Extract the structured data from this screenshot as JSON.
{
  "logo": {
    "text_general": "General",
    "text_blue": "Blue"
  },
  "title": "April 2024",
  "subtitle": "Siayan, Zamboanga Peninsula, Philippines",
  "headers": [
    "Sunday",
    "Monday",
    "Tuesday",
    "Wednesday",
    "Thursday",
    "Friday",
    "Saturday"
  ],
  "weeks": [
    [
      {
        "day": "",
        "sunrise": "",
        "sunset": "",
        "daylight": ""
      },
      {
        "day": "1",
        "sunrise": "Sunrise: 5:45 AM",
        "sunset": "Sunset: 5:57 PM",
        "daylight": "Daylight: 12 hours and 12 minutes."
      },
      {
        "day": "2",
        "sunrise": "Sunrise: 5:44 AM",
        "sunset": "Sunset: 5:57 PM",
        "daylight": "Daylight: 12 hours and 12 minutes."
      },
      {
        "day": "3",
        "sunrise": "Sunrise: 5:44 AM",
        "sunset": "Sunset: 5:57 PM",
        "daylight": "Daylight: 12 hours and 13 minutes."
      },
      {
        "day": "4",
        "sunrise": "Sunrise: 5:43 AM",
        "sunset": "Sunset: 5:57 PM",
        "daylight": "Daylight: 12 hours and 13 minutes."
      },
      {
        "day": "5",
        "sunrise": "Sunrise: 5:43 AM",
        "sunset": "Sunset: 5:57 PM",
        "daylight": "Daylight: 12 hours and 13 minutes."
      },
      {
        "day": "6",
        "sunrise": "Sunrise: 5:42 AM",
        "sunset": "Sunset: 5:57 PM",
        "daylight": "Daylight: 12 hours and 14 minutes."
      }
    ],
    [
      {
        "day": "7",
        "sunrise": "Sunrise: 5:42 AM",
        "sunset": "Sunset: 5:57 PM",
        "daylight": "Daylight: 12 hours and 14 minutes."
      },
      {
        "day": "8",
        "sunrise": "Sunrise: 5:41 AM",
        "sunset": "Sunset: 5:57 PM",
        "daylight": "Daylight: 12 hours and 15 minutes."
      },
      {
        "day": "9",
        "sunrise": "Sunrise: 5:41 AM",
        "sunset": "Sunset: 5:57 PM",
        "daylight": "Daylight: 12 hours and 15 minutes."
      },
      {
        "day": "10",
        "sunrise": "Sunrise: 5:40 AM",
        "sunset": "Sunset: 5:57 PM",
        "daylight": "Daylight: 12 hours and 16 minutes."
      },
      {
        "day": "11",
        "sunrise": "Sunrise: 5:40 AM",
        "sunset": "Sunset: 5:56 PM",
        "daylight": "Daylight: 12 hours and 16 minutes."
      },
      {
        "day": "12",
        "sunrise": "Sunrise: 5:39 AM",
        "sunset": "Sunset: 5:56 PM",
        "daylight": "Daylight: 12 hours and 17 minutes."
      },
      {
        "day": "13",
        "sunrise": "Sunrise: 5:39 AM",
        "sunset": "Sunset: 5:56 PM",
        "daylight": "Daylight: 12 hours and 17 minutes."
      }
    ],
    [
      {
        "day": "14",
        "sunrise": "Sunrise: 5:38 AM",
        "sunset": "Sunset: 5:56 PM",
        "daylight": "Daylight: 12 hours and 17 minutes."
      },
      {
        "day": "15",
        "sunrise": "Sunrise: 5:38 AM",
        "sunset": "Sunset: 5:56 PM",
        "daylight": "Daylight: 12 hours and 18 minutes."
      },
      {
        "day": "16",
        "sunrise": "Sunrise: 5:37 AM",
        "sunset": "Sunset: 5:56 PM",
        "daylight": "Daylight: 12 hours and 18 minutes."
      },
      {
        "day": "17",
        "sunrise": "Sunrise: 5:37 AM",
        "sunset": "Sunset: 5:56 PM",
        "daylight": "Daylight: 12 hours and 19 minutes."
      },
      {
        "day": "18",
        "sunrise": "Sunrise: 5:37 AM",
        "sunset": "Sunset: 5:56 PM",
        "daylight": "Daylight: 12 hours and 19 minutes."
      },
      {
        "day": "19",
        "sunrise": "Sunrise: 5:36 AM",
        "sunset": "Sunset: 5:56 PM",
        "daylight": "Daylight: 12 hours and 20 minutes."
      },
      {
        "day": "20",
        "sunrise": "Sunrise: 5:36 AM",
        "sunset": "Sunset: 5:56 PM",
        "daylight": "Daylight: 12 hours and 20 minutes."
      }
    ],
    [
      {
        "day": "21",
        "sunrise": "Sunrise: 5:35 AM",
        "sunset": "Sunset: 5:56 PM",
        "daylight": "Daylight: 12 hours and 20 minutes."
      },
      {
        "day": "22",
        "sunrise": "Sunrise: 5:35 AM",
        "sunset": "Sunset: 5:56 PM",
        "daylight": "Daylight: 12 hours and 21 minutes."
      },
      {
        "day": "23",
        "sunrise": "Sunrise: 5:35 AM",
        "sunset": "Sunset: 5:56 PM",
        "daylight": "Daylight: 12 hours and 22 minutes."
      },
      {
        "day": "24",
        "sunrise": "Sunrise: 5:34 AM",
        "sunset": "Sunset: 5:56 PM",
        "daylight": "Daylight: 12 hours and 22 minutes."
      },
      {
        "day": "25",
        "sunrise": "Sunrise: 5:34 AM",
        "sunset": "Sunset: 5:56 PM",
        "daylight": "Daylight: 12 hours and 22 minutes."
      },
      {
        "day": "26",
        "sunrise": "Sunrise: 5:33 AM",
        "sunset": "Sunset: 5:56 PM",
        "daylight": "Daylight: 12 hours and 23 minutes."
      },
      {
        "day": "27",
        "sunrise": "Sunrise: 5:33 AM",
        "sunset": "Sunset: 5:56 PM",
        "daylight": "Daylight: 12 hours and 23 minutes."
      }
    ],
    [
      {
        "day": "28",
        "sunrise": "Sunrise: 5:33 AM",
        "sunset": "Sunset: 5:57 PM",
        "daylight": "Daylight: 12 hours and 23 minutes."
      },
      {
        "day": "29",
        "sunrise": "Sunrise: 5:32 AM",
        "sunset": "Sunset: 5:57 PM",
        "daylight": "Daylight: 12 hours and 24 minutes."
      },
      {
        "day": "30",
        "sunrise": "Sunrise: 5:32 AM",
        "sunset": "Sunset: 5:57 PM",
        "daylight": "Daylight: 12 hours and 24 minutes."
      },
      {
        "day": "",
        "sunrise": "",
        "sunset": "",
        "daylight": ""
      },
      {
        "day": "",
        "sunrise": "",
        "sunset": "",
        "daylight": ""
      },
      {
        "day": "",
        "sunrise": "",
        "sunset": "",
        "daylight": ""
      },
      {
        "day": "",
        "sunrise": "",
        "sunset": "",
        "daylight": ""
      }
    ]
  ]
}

- - - - - - -

:: Instructions to follow ::
Your task is to repeat each line of the material exactly.

:: Written response ::
Extract the structured data from this screenshot as JSON.
{
  "logo": {
    "text_general": "General",
    "text_blue": "Blue"
  },
  "title": "April 2024",
  "subtitle": "Siayan, Zamboanga Peninsula, Philippines",
  "headers": [
    "Sunday",
    "Monday",
    "Tuesday",
    "Wednesday",
    "Thursday",
    "Friday",
    "Saturday"
  ],
  "weeks": [
    [
      {
        "day": "",
        "sunrise": "",
        "sunset": "",
        "daylight": ""
      },
      {
        "day": "1",
        "sunrise": "Sunrise: 5:45 AM",
        "sunset": "Sunset: 5:57 PM",
        "daylight": "Daylight: 12 hours and 12 minutes."
      },
      {
        "day": "2",
        "sunrise": "Sunrise: 5:44 AM",
        "sunset": "Sunset: 5:57 PM",
        "daylight": "Daylight: 12 hours and 12 minutes."
      },
      {
        "day": "3",
        "sunrise": "Sunrise: 5:44 AM",
        "sunset": "Sunset: 5:57 PM",
        "daylight": "Daylight: 12 hours and 13 minutes."
      },
      {
        "day": "4",
        "sunrise": "Sunrise: 5:43 AM",
        "sunset": "Sunset: 5:57 PM",
        "daylight": "Daylight: 12 hours and 13 minutes."
      },
      {
        "day": "5",
        "sunrise": "Sunrise: 5:43 AM",
        "sunset": "Sunset: 5:57 PM",
        "daylight": "Daylight: 12 hours and 13 minutes."
      },
      {
        "day": "6",
        "sunrise": "Sunrise: 5:42 AM",
        "sunset": "Sunset: 5:57 PM",
        "daylight": "Daylight: 12 hours and 14 minutes."
      }
    ],
    [
      {
        "day": "7",
        "sunrise": "Sunrise: 5:42 AM",
        "sunset": "Sunset: 5:57 PM",
        "daylight": "Daylight: 12 hours and 14 minutes."
      },
      {
        "day": "8",
        "sunrise": "Sunrise: 5:41 AM",
        "sunset": "Sunset: 5:57 PM",
        "daylight": "Daylight: 12 hours and 15 minutes."
      },
      {
        "day": "9",
        "sunrise": "Sunrise: 5:41 AM",
        "sunset": "Sunset: 5:57 PM",
        "daylight": "Daylight: 12 hours and 15 minutes."
      },
      {
        "day": "10",
        "sunrise": "Sunrise: 5:40 AM",
        "sunset": "Sunset: 5:57 PM",
        "daylight": "Daylight: 12 hours and 16 minutes."
      },
      {
        "day": "11",
        "sunrise": "Sunrise: 5:40 AM",
        "sunset": "Sunset: 5:56 PM",
        "daylight": "Daylight: 12 hours and 16 minutes."
      },
      {
        "day": "12",
        "sunrise": "Sunrise: 5:39 AM",
        "sunset": "Sunset: 5:56 PM",
        "daylight": "Daylight: 12 hours and 17 minutes."
      },
      {
        "day": "13",
        "sunrise": "Sunrise: 5:39 AM",
        "sunset": "Sunset: 5:56 PM",
        "daylight": "Daylight: 12 hours and 17 minutes."
      }
    ],
    [
      {
        "day": "14",
        "sunrise": "Sunrise: 5:38 AM",
        "sunset": "Sunset: 5:56 PM",
        "daylight": "Daylight: 12 hours and 17 minutes."
      },
      {
        "day": "15",
        "sunrise": "Sunrise: 5:38 AM",
        "sunset": "Sunset: 5:56 PM",
        "daylight": "Daylight: 12 hours and 18 minutes."
      },
      {
        "day": "16",
        "sunrise": "Sunrise: 5:37 AM",
        "sunset": "Sunset: 5:56 PM",
        "daylight": "Daylight: 12 hours and 18 minutes."
      },
      {
        "day": "17",
        "sunrise": "Sunrise: 5:37 AM",
        "sunset": "Sunset: 5:56 PM",
        "daylight": "Daylight: 12 hours and 19 minutes."
      },
      {
        "day": "18",
        "sunrise": "Sunrise: 5:37 AM",
        "sunset": "Sunset: 5:56 PM",
        "daylight": "Daylight: 12 hours and 19 minutes."
      },
      {
        "day": "19",
        "sunrise": "Sunrise: 5:36 AM",
        "sunset": "Sunset: 5:56 PM",
        "daylight": "Daylight: 12 hours and 20 minutes."
      },
      {
        "day": "20",
        "sunrise": "Sunrise: 5:36 AM",
        "sunset": "Sunset: 5:56 PM",
        "daylight": "Daylight: 12 hours and 20 minutes."
      }
    ],
    [
      {
        "day": "21",
        "sunrise": "Sunrise: 5:35 AM",
        "sunset": "Sunset: 5:56 PM",
        "daylight": "Daylight: 12 hours and 20 minutes."
      },
      {
        "day": "22",
        "sunrise": "Sunrise: 5:35 AM",
        "sunset": "Sunset: 5:56 PM",
        "daylight": "Daylight: 12 hours and 21 minutes."
      },
      {
        "day": "23",
        "sunrise": "Sunrise: 5:35 AM",
        "sunset": "Sunset: 5:56 PM",
        "daylight": "Daylight: 12 hours and 22 minutes."
      },
      {
        "day": "24",
        "sunrise": "Sunrise: 5:34 AM",
        "sunset": "Sunset: 5:56 PM",
        "daylight": "Daylight: 12 hours and 22 minutes."
      },
      {
        "day": "25",
        "sunrise": "Sunrise: 5:34 AM",
        "sunset": "Sunset: 5:56 PM",
        "daylight": "Daylight: 12 hours and 22 minutes."
      },
      {
        "day": "26",
        "sunrise": "Sunrise: 5:33 AM",
        "sunset": "Sunset: 5:56 PM",
        "daylight": "Daylight: 12 hours and 23 minutes."
      },
      {
        "day": "27",
        "sunrise": "Sunrise: 5:33 AM",
        "sunset": "Sunset: 5:56 PM",
        "daylight": "Daylight: 12 hours and 23 minutes."
      }
    ],
    [
      {
        "day": "28",
        "sunrise": "Sunrise: 5:33 AM",
        "sunset": "Sunset: 5:57 PM",
        "daylight": "Daylight: 12 hours and 23 minutes."
      },
      {
        "day": "29",
        "sunrise": "Sunrise: 5:32 AM",
        "sunset": "Sunset: 5:57 PM",
        "daylight": "Daylight: 12 hours and 24 minutes."
      },
      {
        "day": "30",
        "sunrise": "Sunrise: 5:32 AM",
        "sunset": "Sunset: 5:57 PM",
        "daylight": "Daylight: 12 hours and 24 minutes."
      },
      {
        "day": "",
        "sunrise": "",
        "sunset": "",
        "daylight": ""
      },
      {
        "day": "",
        "sunrise": "",
        "sunset": "",
        "daylight": ""
      },
      {
        "day": "",
        "sunrise": "",
        "sunset": "",
        "daylight": ""
      },
      {
        "day": "",
        "sunrise": "",
        "sunset": "",
        "daylight": ""
      }
    ]
  ]
}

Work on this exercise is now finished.